Material to process:
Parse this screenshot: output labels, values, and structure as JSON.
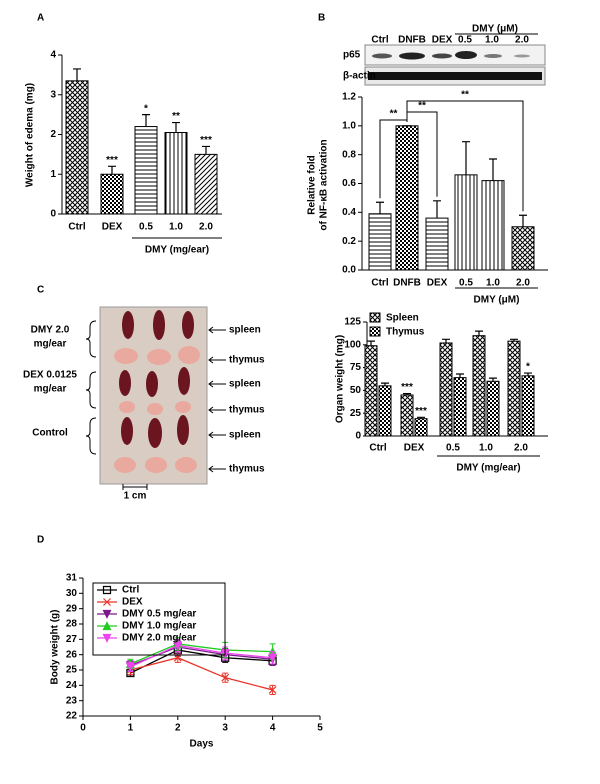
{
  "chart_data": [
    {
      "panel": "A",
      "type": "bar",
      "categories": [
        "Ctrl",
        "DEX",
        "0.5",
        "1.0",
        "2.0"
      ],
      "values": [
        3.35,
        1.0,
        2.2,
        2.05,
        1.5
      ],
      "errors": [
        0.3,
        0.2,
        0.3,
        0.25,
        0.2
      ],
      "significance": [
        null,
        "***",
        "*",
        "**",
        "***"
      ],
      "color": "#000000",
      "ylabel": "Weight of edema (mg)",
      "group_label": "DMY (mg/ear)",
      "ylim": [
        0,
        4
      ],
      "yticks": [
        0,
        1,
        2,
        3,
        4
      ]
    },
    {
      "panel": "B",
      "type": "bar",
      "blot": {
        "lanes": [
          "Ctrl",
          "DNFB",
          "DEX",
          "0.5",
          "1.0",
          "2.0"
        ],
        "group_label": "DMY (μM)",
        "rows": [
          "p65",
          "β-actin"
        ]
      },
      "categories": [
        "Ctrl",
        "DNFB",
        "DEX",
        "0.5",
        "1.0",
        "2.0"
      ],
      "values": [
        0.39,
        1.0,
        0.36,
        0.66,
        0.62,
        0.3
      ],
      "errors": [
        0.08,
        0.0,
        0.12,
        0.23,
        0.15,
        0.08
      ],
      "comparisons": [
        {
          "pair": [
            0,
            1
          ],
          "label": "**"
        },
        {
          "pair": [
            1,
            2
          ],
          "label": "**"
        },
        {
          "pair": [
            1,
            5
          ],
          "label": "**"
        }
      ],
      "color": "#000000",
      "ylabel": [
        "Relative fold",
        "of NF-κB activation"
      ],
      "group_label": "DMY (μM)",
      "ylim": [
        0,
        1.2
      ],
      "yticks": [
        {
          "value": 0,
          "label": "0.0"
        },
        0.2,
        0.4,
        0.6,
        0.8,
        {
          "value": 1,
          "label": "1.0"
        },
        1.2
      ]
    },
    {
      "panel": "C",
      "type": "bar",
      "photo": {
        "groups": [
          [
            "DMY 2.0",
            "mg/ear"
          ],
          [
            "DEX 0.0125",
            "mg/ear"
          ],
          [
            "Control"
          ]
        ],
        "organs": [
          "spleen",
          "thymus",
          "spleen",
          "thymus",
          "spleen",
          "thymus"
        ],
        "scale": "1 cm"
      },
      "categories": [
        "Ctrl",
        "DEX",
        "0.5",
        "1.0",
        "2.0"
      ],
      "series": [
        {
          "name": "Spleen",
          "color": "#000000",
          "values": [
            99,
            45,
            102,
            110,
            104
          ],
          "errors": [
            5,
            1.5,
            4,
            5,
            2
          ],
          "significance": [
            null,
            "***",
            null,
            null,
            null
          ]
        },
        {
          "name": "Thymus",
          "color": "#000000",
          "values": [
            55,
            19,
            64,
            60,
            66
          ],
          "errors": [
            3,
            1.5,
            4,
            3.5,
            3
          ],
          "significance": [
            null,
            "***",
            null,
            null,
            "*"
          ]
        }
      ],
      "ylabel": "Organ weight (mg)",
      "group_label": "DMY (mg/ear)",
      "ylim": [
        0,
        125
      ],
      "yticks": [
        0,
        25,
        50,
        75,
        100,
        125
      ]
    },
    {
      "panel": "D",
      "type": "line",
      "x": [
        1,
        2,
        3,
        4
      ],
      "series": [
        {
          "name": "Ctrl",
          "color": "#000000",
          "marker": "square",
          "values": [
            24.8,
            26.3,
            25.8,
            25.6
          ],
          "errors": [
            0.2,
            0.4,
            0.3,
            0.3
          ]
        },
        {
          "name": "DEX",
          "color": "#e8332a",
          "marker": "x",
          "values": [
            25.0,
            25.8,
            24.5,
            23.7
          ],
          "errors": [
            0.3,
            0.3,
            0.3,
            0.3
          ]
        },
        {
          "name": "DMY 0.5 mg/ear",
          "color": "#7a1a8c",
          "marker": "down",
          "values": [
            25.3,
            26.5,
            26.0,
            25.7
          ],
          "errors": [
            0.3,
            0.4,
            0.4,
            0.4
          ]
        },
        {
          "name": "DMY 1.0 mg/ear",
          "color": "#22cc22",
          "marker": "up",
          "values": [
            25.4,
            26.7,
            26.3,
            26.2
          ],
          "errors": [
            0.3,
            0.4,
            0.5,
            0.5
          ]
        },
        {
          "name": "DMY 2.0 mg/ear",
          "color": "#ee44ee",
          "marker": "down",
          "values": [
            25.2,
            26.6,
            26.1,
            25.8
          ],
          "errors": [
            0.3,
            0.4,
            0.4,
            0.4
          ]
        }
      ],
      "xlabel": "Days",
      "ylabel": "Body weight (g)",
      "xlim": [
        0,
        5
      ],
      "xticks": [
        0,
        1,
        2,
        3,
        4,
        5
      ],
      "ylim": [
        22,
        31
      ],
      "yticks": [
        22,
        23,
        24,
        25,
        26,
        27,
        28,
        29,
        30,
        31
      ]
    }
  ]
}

...

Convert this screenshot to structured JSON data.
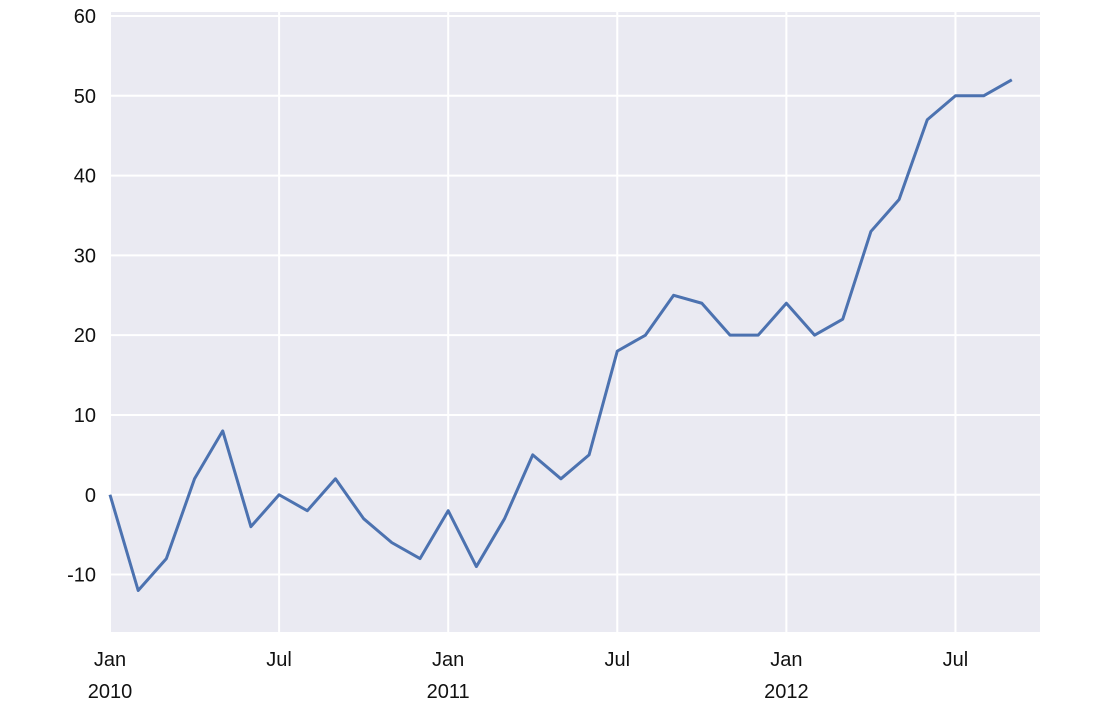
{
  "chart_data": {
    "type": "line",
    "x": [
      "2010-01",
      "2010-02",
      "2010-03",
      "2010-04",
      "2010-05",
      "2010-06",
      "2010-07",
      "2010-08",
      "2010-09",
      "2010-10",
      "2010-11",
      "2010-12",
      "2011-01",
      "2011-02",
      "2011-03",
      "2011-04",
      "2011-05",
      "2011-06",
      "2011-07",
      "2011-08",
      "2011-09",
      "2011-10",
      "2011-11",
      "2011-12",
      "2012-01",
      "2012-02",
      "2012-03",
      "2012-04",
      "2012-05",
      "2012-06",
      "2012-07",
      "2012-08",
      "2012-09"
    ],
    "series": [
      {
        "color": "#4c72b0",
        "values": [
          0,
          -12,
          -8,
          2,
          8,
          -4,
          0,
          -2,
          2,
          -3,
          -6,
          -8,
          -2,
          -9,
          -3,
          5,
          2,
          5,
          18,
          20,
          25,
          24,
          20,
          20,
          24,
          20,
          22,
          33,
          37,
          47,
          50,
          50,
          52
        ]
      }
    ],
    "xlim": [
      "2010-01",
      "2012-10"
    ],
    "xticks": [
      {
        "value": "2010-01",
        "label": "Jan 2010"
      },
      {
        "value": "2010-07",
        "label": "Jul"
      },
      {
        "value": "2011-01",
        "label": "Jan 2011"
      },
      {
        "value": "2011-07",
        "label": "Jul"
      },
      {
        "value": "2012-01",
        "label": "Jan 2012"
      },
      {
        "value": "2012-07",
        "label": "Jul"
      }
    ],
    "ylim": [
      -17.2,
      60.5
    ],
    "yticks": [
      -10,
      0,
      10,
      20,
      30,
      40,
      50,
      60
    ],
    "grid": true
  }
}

==

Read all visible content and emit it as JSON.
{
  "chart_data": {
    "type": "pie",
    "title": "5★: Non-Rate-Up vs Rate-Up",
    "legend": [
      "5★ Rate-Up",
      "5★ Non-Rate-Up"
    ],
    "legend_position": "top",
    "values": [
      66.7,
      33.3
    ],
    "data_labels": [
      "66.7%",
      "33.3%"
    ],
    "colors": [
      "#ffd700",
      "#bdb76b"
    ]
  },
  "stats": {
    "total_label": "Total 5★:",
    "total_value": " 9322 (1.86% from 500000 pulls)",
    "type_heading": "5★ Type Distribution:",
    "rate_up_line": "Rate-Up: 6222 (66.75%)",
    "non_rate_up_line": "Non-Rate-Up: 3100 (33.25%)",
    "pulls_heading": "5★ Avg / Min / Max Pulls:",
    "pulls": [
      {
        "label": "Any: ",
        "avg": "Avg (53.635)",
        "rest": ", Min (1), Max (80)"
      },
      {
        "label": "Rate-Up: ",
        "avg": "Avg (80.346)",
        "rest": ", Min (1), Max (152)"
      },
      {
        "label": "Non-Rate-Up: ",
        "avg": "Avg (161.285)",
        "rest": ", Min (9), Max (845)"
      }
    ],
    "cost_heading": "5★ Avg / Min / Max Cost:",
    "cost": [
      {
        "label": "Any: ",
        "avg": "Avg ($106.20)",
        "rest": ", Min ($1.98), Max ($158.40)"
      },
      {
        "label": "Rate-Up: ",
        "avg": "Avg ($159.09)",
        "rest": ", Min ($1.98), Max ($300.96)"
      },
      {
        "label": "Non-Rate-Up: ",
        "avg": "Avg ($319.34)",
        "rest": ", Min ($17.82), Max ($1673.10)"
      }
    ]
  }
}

Stated problem: From the records above, pick out and copy each line holding the word "marker".

The solution:
          "marker": "square",
          "marker": "x",
          "marker": "down",
          "marker": "up",
          "marker": "down",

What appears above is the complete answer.